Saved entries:
+++++
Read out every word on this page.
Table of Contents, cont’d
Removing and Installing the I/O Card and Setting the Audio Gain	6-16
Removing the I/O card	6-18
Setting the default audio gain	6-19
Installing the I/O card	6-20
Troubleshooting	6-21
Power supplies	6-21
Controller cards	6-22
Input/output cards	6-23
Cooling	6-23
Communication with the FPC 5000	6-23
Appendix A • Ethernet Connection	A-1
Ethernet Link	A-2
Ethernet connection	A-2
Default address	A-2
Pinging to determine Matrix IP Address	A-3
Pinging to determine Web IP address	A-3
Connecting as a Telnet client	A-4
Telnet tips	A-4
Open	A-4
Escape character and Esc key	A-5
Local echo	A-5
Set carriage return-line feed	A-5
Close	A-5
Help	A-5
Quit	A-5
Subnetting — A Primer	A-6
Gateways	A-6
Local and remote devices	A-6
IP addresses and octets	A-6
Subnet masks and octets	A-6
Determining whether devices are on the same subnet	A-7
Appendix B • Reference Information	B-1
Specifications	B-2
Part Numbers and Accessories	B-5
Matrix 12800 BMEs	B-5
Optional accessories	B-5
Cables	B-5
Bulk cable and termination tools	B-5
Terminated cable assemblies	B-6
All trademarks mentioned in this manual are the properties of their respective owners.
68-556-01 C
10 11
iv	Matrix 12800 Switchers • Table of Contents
+++++
> _TASK STATEMENT_
Write the data from above out again, exactly.

> _RESULT OF THIS EXERCISE_
Read out every word on this page.
Table of Contents, cont’d
Removing and Installing the I/O Card and Setting the Audio Gain	6-16
Removing the I/O card	6-18
Setting the default audio gain	6-19
Installing the I/O card	6-20
Troubleshooting	6-21
Power supplies	6-21
Controller cards	6-22
Input/output cards	6-23
Cooling	6-23
Communication with the FPC 5000	6-23
Appendix A • Ethernet Connection	A-1
Ethernet Link	A-2
Ethernet connection	A-2
Default address	A-2
Pinging to determine Matrix IP Address	A-3
Pinging to determine Web IP address	A-3
Connecting as a Telnet client	A-4
Telnet tips	A-4
Open	A-4
Escape character and Esc key	A-5
Local echo	A-5
Set carriage return-line feed	A-5
Close	A-5
Help	A-5
Quit	A-5
Subnetting — A Primer	A-6
Gateways	A-6
Local and remote devices	A-6
IP addresses and octets	A-6
Subnet masks and octets	A-6
Determining whether devices are on the same subnet	A-7
Appendix B • Reference Information	B-1
Specifications	B-2
Part Numbers and Accessories	B-5
Matrix 12800 BMEs	B-5
Optional accessories	B-5
Cables	B-5
Bulk cable and termination tools	B-5
Terminated cable assemblies	B-6
All trademarks mentioned in this manual are the properties of their respective owners.
68-556-01 C
10 11
iv	Matrix 12800 Switchers • Table of Contents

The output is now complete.